▶ **Data extract**
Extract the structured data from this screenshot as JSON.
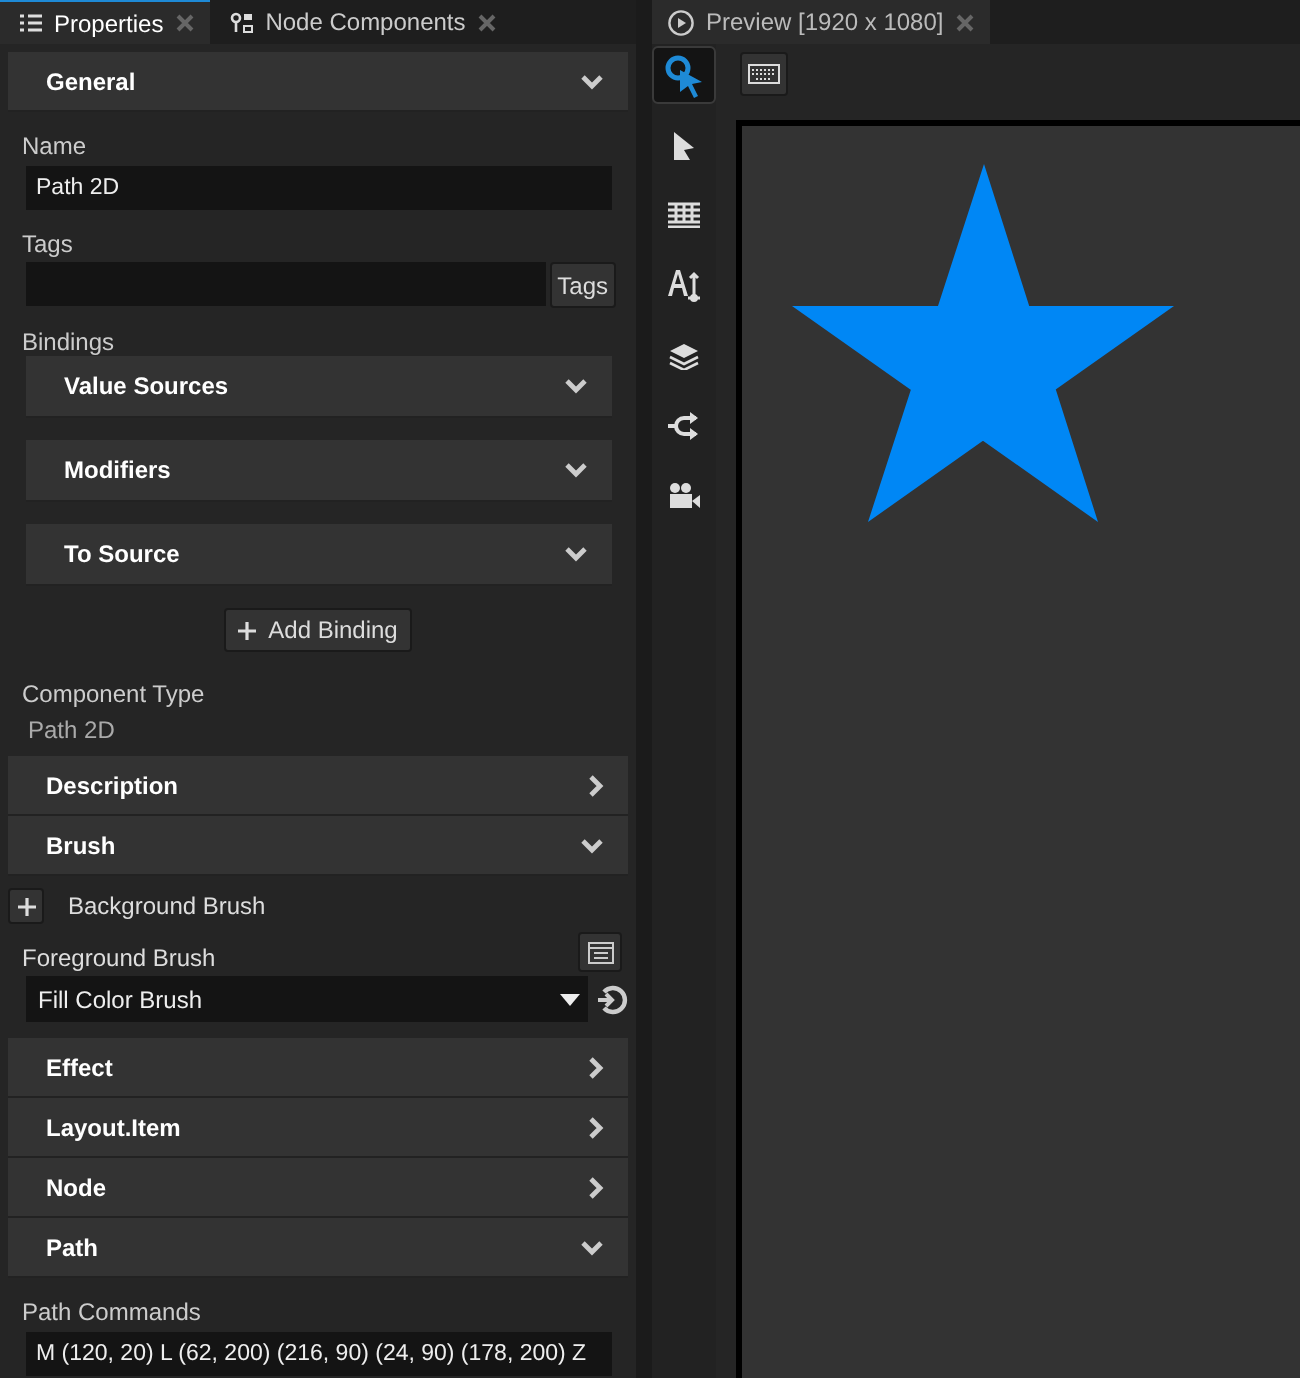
{
  "left_tabs": [
    {
      "label": "Properties",
      "selected": true
    },
    {
      "label": "Node Components",
      "selected": false
    }
  ],
  "properties": [
    {
      "kind": "section",
      "title": "General",
      "expanded": true
    },
    {
      "kind": "label",
      "text": "Name"
    },
    {
      "kind": "field",
      "value": "Path 2D"
    },
    {
      "kind": "label",
      "text": "Tags"
    },
    {
      "kind": "tagfield",
      "button": "Tags"
    },
    {
      "kind": "label",
      "text": "Bindings"
    },
    {
      "kind": "subsection",
      "title": "Value Sources",
      "expanded": true
    },
    {
      "kind": "subsection",
      "title": "Modifiers",
      "expanded": true
    },
    {
      "kind": "subsection",
      "title": "To Source",
      "expanded": true
    },
    {
      "kind": "addbutton",
      "text": "Add Binding"
    },
    {
      "kind": "label",
      "text": "Component Type"
    },
    {
      "kind": "value",
      "text": "Path 2D"
    },
    {
      "kind": "section",
      "title": "Description",
      "expanded": false
    },
    {
      "kind": "section",
      "title": "Brush",
      "expanded": true
    },
    {
      "kind": "addrow",
      "text": "Background Brush"
    },
    {
      "kind": "labelbtn",
      "text": "Foreground Brush"
    },
    {
      "kind": "dropdown",
      "value": "Fill Color Brush"
    },
    {
      "kind": "section",
      "title": "Effect",
      "expanded": false
    },
    {
      "kind": "section",
      "title": "Layout.Item",
      "expanded": false
    },
    {
      "kind": "section",
      "title": "Node",
      "expanded": false
    },
    {
      "kind": "section",
      "title": "Path",
      "expanded": true
    },
    {
      "kind": "label",
      "text": "Path Commands"
    },
    {
      "kind": "field",
      "value": "M (120, 20) L (62, 200) (216, 90) (24, 90) (178, 200) Z"
    }
  ],
  "preview": {
    "tab": {
      "label": "Preview [1920 x 1080]",
      "selected": true
    },
    "tools": [
      {
        "selected": true
      },
      {
        "selected": false
      },
      {
        "selected": false
      },
      {
        "selected": false
      },
      {
        "selected": false
      },
      {
        "selected": false
      },
      {
        "selected": false
      }
    ]
  }
}
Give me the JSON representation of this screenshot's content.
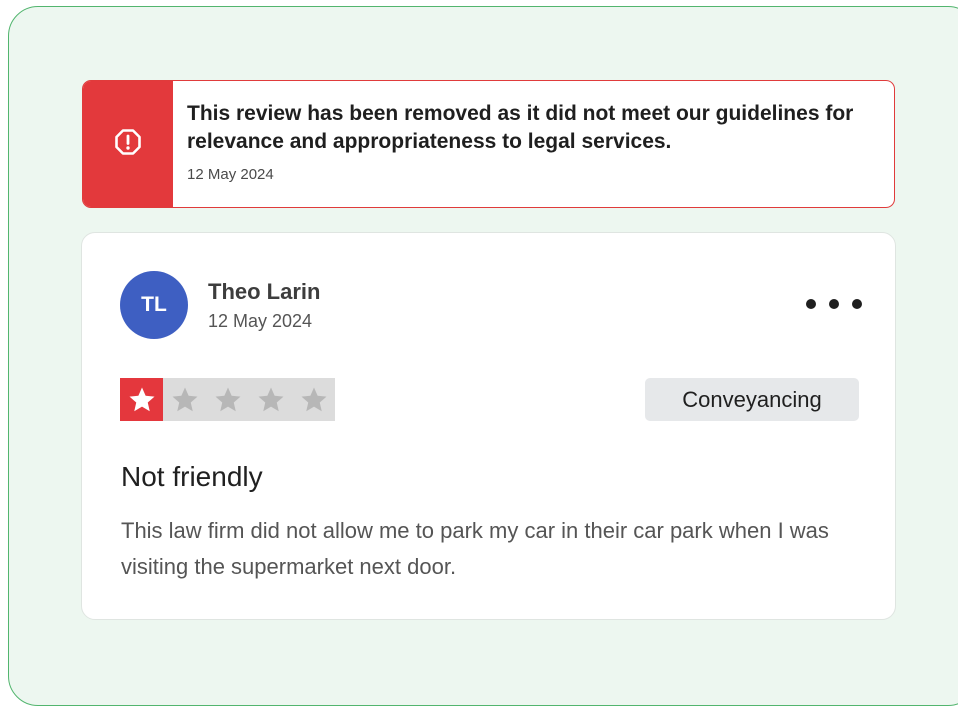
{
  "notice": {
    "icon": "alert-octagon-icon",
    "message": "This review has been removed as it did not meet our guidelines for relevance and appropriateness to legal services.",
    "date": "12 May 2024",
    "accent_color": "#e3393c"
  },
  "review": {
    "avatar_initials": "TL",
    "avatar_color": "#3e5fc2",
    "reviewer_name": "Theo Larin",
    "date": "12 May 2024",
    "rating": 1,
    "rating_max": 5,
    "category_tag": "Conveyancing",
    "title": "Not friendly",
    "body": "This law firm did not allow me to park my car in their car park when I was visiting the supermarket next door."
  }
}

▶ **What is needed**
Pull every line containing "screenshot" from the material above.

▶ **Answer for the task**
Extract the structured data from this screenshot as JSON.
Give me the JSON representation of this screenshot's content.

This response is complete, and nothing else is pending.